━━━ Provided records

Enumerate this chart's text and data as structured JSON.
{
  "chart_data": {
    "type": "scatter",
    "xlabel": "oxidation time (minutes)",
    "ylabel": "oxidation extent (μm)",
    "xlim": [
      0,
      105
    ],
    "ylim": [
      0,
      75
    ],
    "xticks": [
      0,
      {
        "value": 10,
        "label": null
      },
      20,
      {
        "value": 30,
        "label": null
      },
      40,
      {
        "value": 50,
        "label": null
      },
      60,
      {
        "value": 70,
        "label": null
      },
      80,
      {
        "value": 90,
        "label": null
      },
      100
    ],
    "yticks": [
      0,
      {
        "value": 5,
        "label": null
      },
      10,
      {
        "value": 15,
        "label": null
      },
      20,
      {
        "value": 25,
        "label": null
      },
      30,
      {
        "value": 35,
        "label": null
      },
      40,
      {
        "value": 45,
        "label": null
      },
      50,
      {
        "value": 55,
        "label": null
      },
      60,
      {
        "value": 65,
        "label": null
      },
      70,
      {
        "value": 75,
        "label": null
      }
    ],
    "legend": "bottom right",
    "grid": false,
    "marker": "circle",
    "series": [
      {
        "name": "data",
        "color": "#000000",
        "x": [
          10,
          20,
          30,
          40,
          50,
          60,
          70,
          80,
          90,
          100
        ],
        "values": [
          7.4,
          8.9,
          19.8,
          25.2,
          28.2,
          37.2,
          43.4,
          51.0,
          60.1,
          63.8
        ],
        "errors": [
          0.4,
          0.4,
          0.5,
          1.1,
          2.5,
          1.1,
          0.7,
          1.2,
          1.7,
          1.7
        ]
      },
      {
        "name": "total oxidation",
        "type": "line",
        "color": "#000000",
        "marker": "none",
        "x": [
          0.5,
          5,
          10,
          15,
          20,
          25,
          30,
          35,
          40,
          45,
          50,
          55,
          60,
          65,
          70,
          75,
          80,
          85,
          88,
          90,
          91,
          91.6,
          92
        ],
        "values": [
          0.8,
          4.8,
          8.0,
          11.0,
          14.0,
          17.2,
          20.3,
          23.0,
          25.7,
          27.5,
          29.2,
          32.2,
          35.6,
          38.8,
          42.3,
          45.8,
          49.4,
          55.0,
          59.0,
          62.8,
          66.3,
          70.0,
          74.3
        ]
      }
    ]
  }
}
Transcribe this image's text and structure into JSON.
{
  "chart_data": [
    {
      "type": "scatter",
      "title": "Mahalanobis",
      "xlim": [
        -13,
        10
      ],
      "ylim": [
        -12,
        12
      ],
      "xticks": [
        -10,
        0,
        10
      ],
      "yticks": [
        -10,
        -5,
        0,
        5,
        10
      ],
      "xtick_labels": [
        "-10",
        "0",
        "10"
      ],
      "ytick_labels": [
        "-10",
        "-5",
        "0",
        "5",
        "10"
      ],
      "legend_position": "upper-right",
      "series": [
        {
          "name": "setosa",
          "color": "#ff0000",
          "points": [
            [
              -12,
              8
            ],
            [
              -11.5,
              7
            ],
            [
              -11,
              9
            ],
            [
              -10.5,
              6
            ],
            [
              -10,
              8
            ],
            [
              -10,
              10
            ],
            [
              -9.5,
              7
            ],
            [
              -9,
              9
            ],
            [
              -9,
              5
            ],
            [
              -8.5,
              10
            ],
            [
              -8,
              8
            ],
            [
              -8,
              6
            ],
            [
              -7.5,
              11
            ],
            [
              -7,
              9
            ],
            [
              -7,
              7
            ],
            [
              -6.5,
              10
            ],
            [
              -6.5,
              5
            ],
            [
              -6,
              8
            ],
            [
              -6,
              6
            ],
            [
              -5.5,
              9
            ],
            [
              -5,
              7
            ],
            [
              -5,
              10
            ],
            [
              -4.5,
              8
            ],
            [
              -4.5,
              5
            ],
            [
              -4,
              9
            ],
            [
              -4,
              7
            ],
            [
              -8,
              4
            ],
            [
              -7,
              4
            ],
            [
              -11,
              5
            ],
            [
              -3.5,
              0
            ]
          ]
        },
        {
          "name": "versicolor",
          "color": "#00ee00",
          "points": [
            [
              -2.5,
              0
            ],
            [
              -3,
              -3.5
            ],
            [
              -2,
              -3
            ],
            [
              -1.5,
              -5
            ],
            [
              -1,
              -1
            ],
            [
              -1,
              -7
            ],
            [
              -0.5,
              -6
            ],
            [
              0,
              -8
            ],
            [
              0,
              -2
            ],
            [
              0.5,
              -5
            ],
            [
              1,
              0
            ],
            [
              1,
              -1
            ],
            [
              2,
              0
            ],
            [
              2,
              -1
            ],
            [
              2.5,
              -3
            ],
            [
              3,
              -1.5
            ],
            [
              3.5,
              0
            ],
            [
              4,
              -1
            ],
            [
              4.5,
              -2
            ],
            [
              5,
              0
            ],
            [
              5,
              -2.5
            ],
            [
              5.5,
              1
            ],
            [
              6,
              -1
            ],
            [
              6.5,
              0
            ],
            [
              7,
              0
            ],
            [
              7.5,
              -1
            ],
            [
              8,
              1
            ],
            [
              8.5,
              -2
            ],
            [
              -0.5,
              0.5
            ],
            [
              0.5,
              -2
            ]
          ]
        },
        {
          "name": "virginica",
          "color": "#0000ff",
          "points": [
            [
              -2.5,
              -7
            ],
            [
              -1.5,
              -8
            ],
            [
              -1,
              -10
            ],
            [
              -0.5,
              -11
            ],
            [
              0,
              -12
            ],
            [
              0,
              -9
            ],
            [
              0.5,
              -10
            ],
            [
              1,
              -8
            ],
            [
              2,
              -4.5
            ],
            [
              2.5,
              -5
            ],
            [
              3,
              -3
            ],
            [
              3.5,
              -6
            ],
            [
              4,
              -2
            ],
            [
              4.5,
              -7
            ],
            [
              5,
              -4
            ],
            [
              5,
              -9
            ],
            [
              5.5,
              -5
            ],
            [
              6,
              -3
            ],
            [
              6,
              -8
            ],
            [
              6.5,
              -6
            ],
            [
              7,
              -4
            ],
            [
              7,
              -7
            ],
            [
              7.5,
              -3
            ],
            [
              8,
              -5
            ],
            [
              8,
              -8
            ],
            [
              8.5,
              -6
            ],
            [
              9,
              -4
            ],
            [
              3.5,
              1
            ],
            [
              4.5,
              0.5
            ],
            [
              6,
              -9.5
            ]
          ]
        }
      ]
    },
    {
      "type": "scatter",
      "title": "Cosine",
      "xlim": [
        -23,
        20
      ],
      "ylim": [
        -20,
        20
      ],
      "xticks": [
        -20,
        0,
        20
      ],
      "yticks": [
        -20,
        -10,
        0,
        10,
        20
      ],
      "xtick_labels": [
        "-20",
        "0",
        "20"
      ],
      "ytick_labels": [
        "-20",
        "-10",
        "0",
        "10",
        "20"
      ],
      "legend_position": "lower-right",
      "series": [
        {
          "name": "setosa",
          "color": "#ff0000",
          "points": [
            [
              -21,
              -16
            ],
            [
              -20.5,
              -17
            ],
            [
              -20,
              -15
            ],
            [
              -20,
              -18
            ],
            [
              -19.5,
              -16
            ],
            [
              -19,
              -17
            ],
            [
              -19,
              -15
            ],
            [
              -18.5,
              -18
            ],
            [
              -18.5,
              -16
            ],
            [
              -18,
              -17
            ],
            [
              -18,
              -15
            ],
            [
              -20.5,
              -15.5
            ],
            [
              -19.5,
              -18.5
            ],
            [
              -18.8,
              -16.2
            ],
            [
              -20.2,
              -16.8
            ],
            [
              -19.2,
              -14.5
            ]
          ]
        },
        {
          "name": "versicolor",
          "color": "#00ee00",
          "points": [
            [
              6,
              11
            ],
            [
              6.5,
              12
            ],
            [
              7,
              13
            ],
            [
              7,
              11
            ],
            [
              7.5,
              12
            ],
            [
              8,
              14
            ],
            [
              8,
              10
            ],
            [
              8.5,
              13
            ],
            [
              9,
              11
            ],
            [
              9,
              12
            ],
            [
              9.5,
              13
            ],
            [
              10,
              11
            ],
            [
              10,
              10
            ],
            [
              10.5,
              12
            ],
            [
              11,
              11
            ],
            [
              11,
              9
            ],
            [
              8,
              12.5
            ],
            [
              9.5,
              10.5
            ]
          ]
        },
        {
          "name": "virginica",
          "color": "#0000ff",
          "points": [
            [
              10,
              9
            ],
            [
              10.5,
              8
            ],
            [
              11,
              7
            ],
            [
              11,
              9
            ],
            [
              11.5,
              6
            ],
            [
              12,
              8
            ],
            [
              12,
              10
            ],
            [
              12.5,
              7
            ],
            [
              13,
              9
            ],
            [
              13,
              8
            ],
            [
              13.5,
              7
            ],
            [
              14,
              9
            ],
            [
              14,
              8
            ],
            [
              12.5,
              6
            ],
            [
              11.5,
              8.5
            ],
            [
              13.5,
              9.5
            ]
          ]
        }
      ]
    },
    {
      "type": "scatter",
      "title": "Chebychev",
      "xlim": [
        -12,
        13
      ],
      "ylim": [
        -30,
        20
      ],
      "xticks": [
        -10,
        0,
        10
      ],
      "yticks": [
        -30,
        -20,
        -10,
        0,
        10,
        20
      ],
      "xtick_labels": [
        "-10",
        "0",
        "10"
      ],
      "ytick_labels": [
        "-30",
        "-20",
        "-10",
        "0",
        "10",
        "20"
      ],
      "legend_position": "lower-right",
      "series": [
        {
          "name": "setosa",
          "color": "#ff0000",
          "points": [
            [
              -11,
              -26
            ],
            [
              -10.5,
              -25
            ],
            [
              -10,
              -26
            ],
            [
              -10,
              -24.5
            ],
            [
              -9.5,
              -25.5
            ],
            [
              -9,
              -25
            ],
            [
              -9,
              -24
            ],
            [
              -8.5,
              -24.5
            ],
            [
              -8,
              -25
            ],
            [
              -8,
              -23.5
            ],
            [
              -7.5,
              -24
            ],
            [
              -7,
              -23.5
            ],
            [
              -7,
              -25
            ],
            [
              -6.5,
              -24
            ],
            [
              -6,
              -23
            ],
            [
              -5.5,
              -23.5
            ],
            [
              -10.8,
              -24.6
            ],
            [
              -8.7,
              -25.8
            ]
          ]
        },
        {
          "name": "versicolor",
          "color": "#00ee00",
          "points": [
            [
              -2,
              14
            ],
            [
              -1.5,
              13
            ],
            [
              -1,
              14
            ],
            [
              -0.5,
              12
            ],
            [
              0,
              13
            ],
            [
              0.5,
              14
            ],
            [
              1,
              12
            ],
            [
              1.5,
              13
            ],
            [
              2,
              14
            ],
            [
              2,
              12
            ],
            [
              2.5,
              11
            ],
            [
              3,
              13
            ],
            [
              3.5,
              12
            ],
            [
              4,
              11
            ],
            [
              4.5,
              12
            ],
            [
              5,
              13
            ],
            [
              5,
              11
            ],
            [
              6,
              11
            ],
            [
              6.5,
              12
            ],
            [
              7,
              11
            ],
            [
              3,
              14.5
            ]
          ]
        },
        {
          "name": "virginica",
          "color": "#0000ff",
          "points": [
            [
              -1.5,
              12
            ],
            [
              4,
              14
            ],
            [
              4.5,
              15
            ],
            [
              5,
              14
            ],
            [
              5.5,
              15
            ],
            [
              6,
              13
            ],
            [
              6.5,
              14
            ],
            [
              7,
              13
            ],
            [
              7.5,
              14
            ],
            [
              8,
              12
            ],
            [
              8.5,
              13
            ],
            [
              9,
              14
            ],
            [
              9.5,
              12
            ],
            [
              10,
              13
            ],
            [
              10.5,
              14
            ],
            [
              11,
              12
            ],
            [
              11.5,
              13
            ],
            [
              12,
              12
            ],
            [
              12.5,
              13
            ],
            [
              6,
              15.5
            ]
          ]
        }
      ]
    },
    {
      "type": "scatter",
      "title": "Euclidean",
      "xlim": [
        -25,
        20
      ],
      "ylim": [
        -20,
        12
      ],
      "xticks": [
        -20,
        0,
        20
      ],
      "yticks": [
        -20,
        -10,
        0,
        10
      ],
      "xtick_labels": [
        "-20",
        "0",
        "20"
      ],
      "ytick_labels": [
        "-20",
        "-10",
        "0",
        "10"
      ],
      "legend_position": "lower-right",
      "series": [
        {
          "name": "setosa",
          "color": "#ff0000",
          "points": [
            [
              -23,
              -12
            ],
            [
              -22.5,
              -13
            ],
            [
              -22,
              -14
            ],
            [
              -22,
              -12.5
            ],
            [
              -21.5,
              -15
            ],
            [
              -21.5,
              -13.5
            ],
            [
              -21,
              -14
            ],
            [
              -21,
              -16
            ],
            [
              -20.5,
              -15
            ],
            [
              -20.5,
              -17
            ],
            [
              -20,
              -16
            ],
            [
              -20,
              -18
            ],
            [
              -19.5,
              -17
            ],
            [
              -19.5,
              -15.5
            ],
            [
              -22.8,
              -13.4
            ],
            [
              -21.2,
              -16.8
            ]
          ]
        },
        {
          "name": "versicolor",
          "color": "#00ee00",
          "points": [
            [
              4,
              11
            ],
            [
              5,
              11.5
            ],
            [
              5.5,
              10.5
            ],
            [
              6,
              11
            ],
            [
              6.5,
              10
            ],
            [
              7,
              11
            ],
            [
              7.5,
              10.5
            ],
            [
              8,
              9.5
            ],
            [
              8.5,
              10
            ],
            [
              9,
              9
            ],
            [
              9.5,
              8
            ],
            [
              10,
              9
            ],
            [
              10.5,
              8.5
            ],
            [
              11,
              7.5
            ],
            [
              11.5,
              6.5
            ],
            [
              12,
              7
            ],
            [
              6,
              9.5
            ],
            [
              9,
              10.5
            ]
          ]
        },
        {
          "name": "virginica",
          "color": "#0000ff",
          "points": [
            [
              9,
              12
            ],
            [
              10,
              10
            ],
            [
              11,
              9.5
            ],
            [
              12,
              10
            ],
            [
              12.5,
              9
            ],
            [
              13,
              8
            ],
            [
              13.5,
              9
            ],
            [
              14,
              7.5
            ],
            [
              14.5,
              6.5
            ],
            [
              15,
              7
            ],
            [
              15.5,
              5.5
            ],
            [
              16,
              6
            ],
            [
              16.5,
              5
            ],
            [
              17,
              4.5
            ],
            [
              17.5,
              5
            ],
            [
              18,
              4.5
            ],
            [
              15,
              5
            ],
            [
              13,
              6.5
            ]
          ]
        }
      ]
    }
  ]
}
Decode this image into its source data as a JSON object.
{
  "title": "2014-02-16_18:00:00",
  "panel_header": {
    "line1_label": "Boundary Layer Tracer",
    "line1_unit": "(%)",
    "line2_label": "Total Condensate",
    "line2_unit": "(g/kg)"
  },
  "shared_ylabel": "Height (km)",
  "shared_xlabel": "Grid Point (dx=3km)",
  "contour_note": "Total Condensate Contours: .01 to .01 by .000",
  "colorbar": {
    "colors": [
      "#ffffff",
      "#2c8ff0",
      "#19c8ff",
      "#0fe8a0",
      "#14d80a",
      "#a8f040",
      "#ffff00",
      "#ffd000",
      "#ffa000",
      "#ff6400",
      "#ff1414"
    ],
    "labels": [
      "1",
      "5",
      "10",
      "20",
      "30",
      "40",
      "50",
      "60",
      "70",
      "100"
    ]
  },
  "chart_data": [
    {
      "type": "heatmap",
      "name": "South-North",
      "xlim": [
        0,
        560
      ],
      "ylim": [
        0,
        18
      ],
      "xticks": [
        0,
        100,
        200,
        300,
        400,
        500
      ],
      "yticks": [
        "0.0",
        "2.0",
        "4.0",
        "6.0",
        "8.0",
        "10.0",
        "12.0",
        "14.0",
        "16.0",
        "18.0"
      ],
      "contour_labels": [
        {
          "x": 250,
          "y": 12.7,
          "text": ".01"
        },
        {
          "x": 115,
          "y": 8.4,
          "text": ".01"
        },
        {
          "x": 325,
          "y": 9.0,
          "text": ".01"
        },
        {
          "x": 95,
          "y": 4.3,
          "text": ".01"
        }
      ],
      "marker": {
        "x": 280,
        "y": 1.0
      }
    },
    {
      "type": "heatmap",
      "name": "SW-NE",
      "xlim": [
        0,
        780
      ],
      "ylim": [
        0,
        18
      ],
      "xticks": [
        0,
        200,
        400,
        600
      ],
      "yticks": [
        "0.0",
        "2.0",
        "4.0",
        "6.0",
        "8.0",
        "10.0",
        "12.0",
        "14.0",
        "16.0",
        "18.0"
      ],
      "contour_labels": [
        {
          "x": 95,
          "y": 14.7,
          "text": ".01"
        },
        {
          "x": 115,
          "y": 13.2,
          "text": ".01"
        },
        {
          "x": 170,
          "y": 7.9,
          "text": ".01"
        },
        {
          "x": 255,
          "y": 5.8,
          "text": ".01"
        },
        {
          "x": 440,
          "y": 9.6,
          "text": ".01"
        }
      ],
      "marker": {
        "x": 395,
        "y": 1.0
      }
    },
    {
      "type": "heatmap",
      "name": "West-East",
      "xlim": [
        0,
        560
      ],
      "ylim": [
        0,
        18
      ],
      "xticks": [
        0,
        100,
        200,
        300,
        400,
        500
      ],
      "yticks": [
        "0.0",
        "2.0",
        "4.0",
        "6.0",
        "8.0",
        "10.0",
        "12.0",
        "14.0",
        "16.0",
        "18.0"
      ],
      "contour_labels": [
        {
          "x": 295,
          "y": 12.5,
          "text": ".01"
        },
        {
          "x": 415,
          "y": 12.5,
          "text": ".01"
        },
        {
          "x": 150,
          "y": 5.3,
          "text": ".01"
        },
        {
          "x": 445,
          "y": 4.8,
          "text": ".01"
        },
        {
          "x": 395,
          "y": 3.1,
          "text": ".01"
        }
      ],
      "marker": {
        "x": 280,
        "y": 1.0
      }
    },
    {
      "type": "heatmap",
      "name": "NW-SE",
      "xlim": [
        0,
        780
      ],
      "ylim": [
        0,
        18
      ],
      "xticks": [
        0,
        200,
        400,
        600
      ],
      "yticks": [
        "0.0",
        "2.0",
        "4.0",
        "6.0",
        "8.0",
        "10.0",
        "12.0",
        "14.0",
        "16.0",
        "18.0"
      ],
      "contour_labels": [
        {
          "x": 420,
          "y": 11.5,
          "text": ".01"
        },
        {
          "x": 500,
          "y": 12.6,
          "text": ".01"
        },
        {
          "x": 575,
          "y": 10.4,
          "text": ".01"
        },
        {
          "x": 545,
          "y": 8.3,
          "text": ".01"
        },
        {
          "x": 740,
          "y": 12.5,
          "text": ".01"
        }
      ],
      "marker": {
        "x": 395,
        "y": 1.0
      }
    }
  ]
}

━━━━━━

Look for the word "this" and return every line where it occurs.

Enumerate this chart's text and data as structured JSON.
Transcribe this image's text and structure into JSON.
Decode this image into its source data as a JSON object.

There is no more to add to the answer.